BEGIN Provided entries
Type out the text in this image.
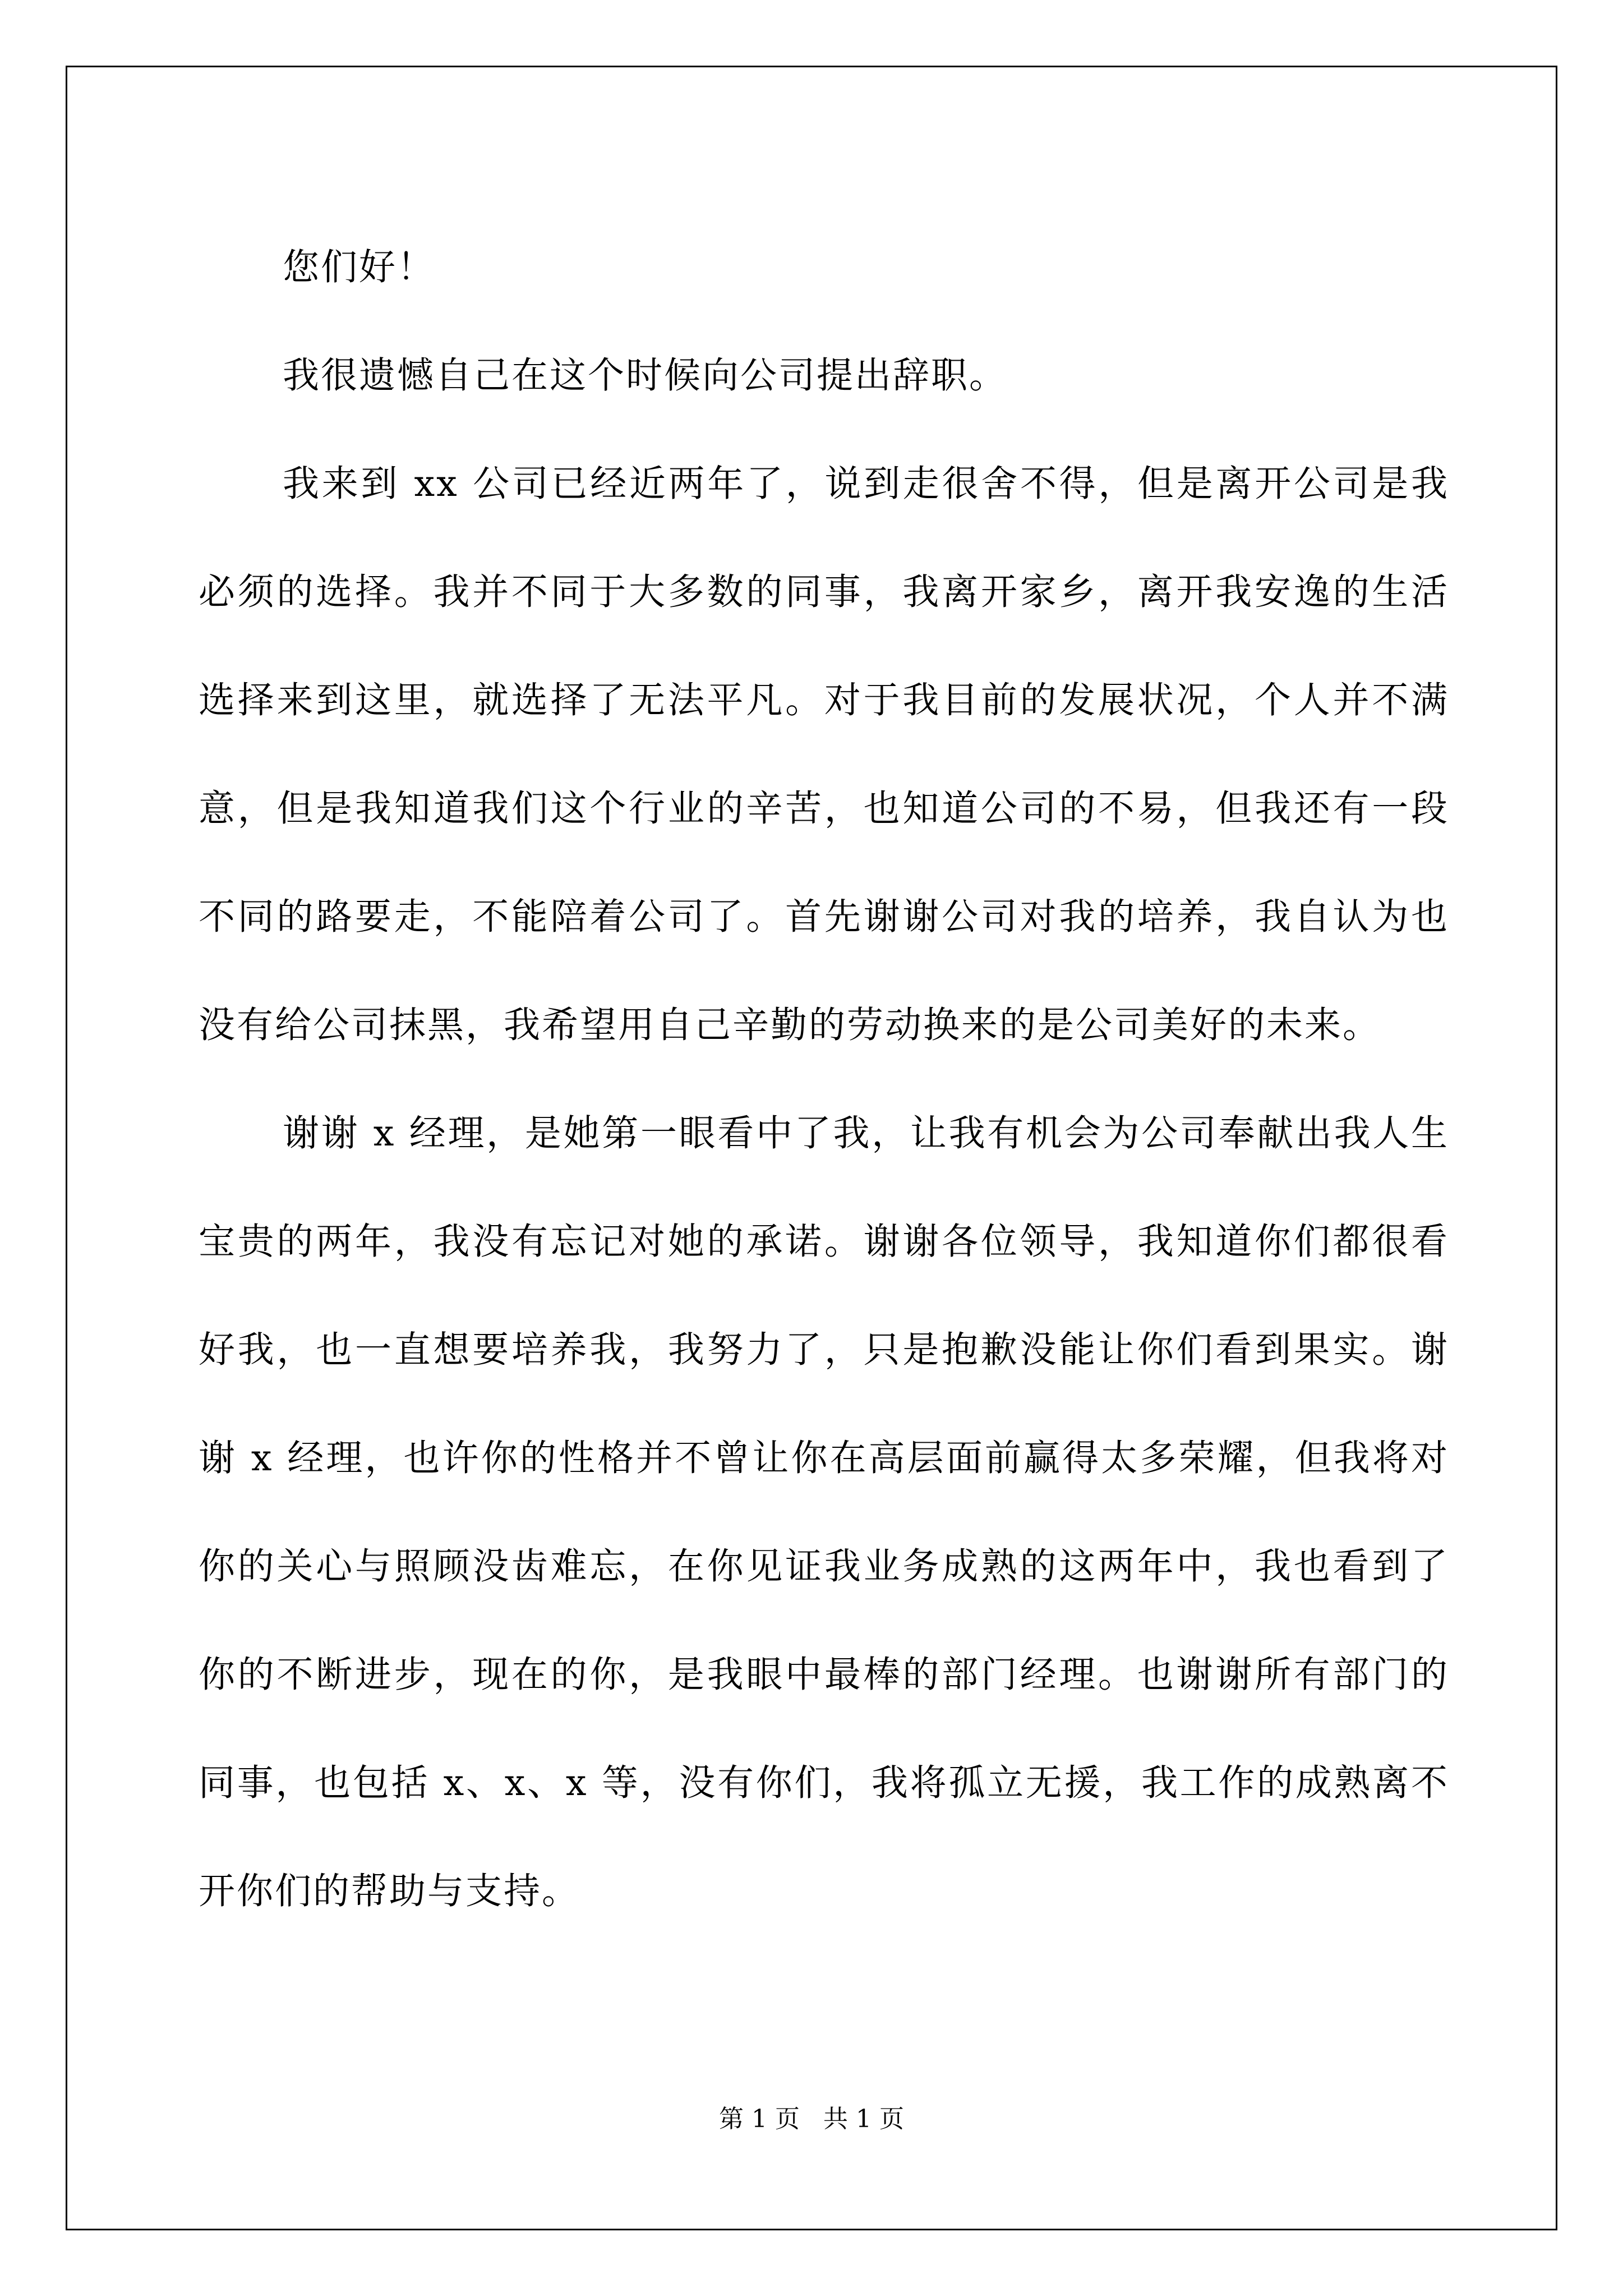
您们好！

我很遗憾自己在这个时候向公司提出辞职。

我来到 xx 公司已经近两年了，说到走很舍不得，但是离开公司是我必须的选择。我并不同于大多数的同事，我离开家乡，离开我安逸的生活选择来到这里，就选择了无法平凡。对于我目前的发展状况，个人并不满意，但是我知道我们这个行业的辛苦，也知道公司的不易，但我还有一段不同的路要走，不能陪着公司了。首先谢谢公司对我的培养，我自认为也没有给公司抹黑，我希望用自己辛勤的劳动换来的是公司美好的未来。

谢谢 x 经理，是她第一眼看中了我，让我有机会为公司奉献出我人生宝贵的两年，我没有忘记对她的承诺。谢谢各位领导，我知道你们都很看好我，也一直想要培养我，我努力了，只是抱歉没能让你们看到果实。谢谢 x 经理，也许你的性格并不曾让你在高层面前赢得太多荣耀，但我将对你的关心与照顾没齿难忘，在你见证我业务成熟的这两年中，我也看到了你的不断进步，现在的你，是我眼中最棒的部门经理。也谢谢所有部门的同事，也包括 x、x、x 等，没有你们，我将孤立无援，我工作的成熟离不开你们的帮助与支持。

第 1 页 共 1 页
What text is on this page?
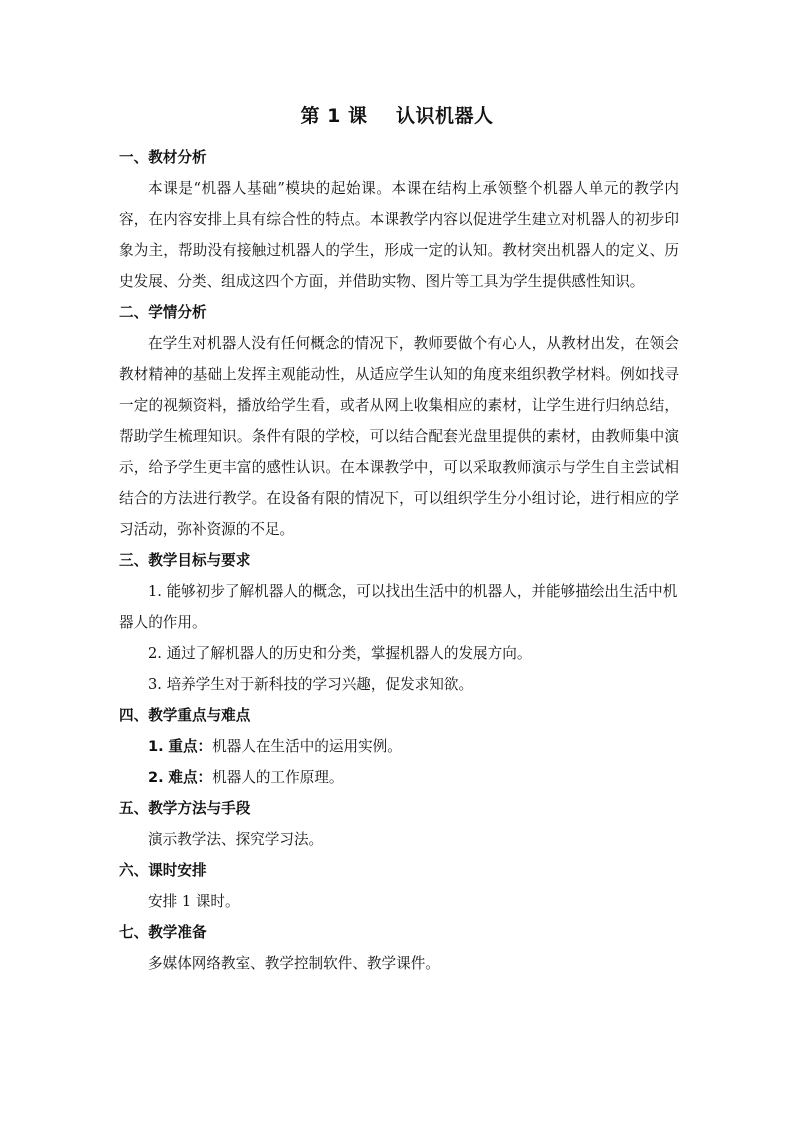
第 1 课    认识机器人

一、教材分析

本课是“机器人基础”模块的起始课。本课在结构上承领整个机器人单元的教学内容，在内容安排上具有综合性的特点。本课教学内容以促进学生建立对机器人的初步印象为主，帮助没有接触过机器人的学生，形成一定的认知。教材突出机器人的定义、历史发展、分类、组成这四个方面，并借助实物、图片等工具为学生提供感性知识。

二、学情分析

在学生对机器人没有任何概念的情况下，教师要做个有心人，从教材出发，在领会教材精神的基础上发挥主观能动性，从适应学生认知的角度来组织教学材料。例如找寻一定的视频资料，播放给学生看，或者从网上收集相应的素材，让学生进行归纳总结，帮助学生梳理知识。条件有限的学校，可以结合配套光盘里提供的素材，由教师集中演示，给予学生更丰富的感性认识。在本课教学中，可以采取教师演示与学生自主尝试相结合的方法进行教学。在设备有限的情况下，可以组织学生分小组讨论，进行相应的学习活动，弥补资源的不足。

三、教学目标与要求

1. 能够初步了解机器人的概念，可以找出生活中的机器人，并能够描绘出生活中机器人的作用。

2. 通过了解机器人的历史和分类，掌握机器人的发展方向。

3. 培养学生对于新科技的学习兴趣，促发求知欲。

四、教学重点与难点

1. 重点：机器人在生活中的运用实例。

2. 难点：机器人的工作原理。

五、教学方法与手段

演示教学法、探究学习法。

六、课时安排

安排 1 课时。

七、教学准备

多媒体网络教室、教学控制软件、教学课件。
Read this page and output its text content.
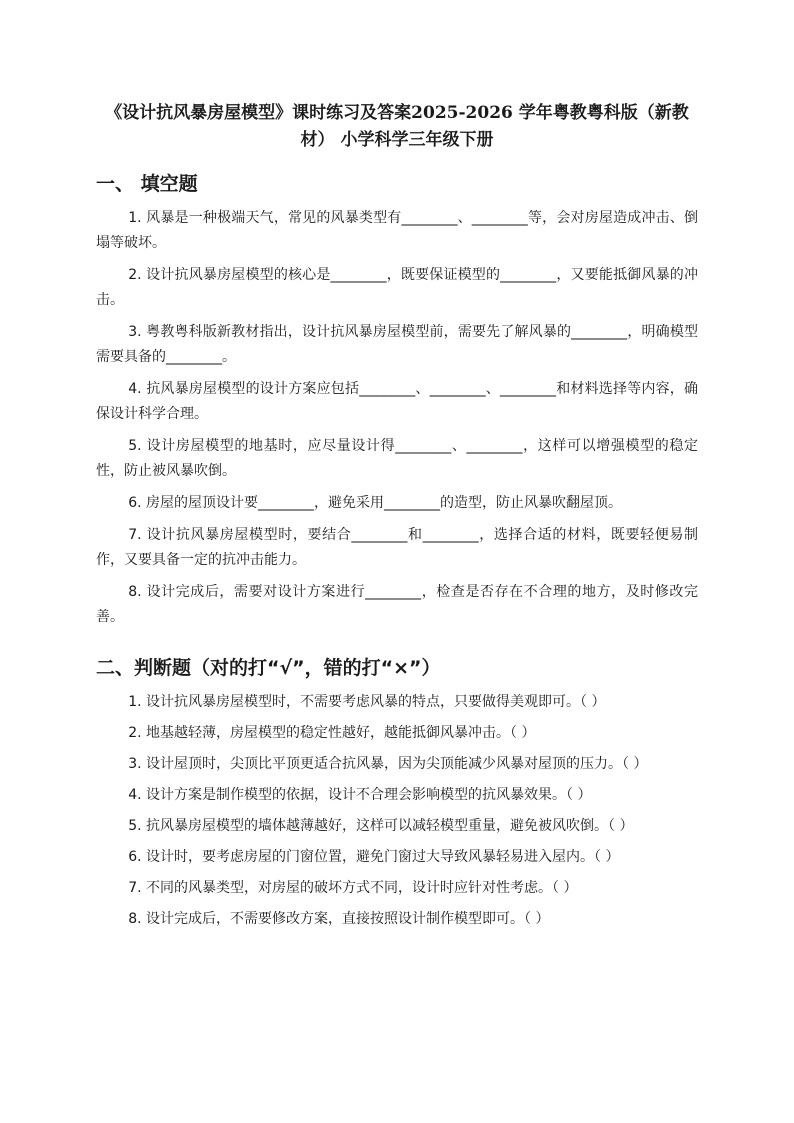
《设计抗风暴房屋模型》课时练习及答案2025-2026 学年粤教粤科版（新教材） 小学科学三年级下册
一、 填空题

1. 风暴是一种极端天气，常见的风暴类型有________、________等，会对房屋造成冲击、倒塌等破坏。

2. 设计抗风暴房屋模型的核心是________，既要保证模型的________，又要能抵御风暴的冲击。

3. 粤教粤科版新教材指出，设计抗风暴房屋模型前，需要先了解风暴的________，明确模型需要具备的________。

4. 抗风暴房屋模型的设计方案应包括________、________、________和材料选择等内容，确保设计科学合理。

5. 设计房屋模型的地基时，应尽量设计得________、________，这样可以增强模型的稳定性，防止被风暴吹倒。

6. 房屋的屋顶设计要________，避免采用________的造型，防止风暴吹翻屋顶。

7. 设计抗风暴房屋模型时，要结合________和________，选择合适的材料，既要轻便易制作，又要具备一定的抗冲击能力。

8. 设计完成后，需要对设计方案进行________，检查是否存在不合理的地方，及时修改完善。

二、判断题（对的打“√”，错的打“×”）

1. 设计抗风暴房屋模型时，不需要考虑风暴的特点，只要做得美观即可。（ ）

2. 地基越轻薄，房屋模型的稳定性越好，越能抵御风暴冲击。（ ）

3. 设计屋顶时，尖顶比平顶更适合抗风暴，因为尖顶能减少风暴对屋顶的压力。（ ）

4. 设计方案是制作模型的依据，设计不合理会影响模型的抗风暴效果。（ ）

5. 抗风暴房屋模型的墙体越薄越好，这样可以减轻模型重量，避免被风吹倒。（ ）

6. 设计时，要考虑房屋的门窗位置，避免门窗过大导致风暴轻易进入屋内。（ ）

7. 不同的风暴类型，对房屋的破坏方式不同，设计时应针对性考虑。（ ）

8. 设计完成后，不需要修改方案，直接按照设计制作模型即可。（ ）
END Provided entries
Set down all the entries exactly as they appear, but skip any pictures.

Type out the text in this image.
您们好！

我很遗憾自己在这个时候向公司提出辞职。

我来到 xx 公司已经近两年了，说到走很舍不得，但是离开公司是我必须的选择。我并不同于大多数的同事，我离开家乡，离开我安逸的生活选择来到这里，就选择了无法平凡。对于我目前的发展状况，个人并不满意，但是我知道我们这个行业的辛苦，也知道公司的不易，但我还有一段不同的路要走，不能陪着公司了。首先谢谢公司对我的培养，我自认为也没有给公司抹黑，我希望用自己辛勤的劳动换来的是公司美好的未来。

谢谢 x 经理，是她第一眼看中了我，让我有机会为公司奉献出我人生宝贵的两年，我没有忘记对她的承诺。谢谢各位领导，我知道你们都很看好我，也一直想要培养我，我努力了，只是抱歉没能让你们看到果实。谢谢 x 经理，也许你的性格并不曾让你在高层面前赢得太多荣耀，但我将对你的关心与照顾没齿难忘，在你见证我业务成熟的这两年中，我也看到了你的不断进步，现在的你，是我眼中最棒的部门经理。也谢谢所有部门的同事，也包括 x、x、x 等，没有你们，我将孤立无援，我工作的成熟离不开你们的帮助与支持。

第 1 页 共 1 页
What text is on this page?
第 1 课    认识机器人

一、教材分析

本课是“机器人基础”模块的起始课。本课在结构上承领整个机器人单元的教学内容，在内容安排上具有综合性的特点。本课教学内容以促进学生建立对机器人的初步印象为主，帮助没有接触过机器人的学生，形成一定的认知。教材突出机器人的定义、历史发展、分类、组成这四个方面，并借助实物、图片等工具为学生提供感性知识。

二、学情分析

在学生对机器人没有任何概念的情况下，教师要做个有心人，从教材出发，在领会教材精神的基础上发挥主观能动性，从适应学生认知的角度来组织教学材料。例如找寻一定的视频资料，播放给学生看，或者从网上收集相应的素材，让学生进行归纳总结，帮助学生梳理知识。条件有限的学校，可以结合配套光盘里提供的素材，由教师集中演示，给予学生更丰富的感性认识。在本课教学中，可以采取教师演示与学生自主尝试相结合的方法进行教学。在设备有限的情况下，可以组织学生分小组讨论，进行相应的学习活动，弥补资源的不足。

三、教学目标与要求

1. 能够初步了解机器人的概念，可以找出生活中的机器人，并能够描绘出生活中机器人的作用。

2. 通过了解机器人的历史和分类，掌握机器人的发展方向。

3. 培养学生对于新科技的学习兴趣，促发求知欲。

四、教学重点与难点

1. 重点：机器人在生活中的运用实例。

2. 难点：机器人的工作原理。

五、教学方法与手段

演示教学法、探究学习法。

六、课时安排

安排 1 课时。

七、教学准备

多媒体网络教室、教学控制软件、教学课件。
Read this page and output its text content.
《设计抗风暴房屋模型》课时练习及答案2025-2026 学年粤教粤科版（新教材） 小学科学三年级下册
一、 填空题

1. 风暴是一种极端天气，常见的风暴类型有________、________等，会对房屋造成冲击、倒塌等破坏。

2. 设计抗风暴房屋模型的核心是________，既要保证模型的________，又要能抵御风暴的冲击。

3. 粤教粤科版新教材指出，设计抗风暴房屋模型前，需要先了解风暴的________，明确模型需要具备的________。

4. 抗风暴房屋模型的设计方案应包括________、________、________和材料选择等内容，确保设计科学合理。

5. 设计房屋模型的地基时，应尽量设计得________、________，这样可以增强模型的稳定性，防止被风暴吹倒。

6. 房屋的屋顶设计要________，避免采用________的造型，防止风暴吹翻屋顶。

7. 设计抗风暴房屋模型时，要结合________和________，选择合适的材料，既要轻便易制作，又要具备一定的抗冲击能力。

8. 设计完成后，需要对设计方案进行________，检查是否存在不合理的地方，及时修改完善。

二、判断题（对的打“√”，错的打“×”）

1. 设计抗风暴房屋模型时，不需要考虑风暴的特点，只要做得美观即可。（ ）

2. 地基越轻薄，房屋模型的稳定性越好，越能抵御风暴冲击。（ ）

3. 设计屋顶时，尖顶比平顶更适合抗风暴，因为尖顶能减少风暴对屋顶的压力。（ ）

4. 设计方案是制作模型的依据，设计不合理会影响模型的抗风暴效果。（ ）

5. 抗风暴房屋模型的墙体越薄越好，这样可以减轻模型重量，避免被风吹倒。（ ）

6. 设计时，要考虑房屋的门窗位置，避免门窗过大导致风暴轻易进入屋内。（ ）

7. 不同的风暴类型，对房屋的破坏方式不同，设计时应针对性考虑。（ ）

8. 设计完成后，不需要修改方案，直接按照设计制作模型即可。（ ）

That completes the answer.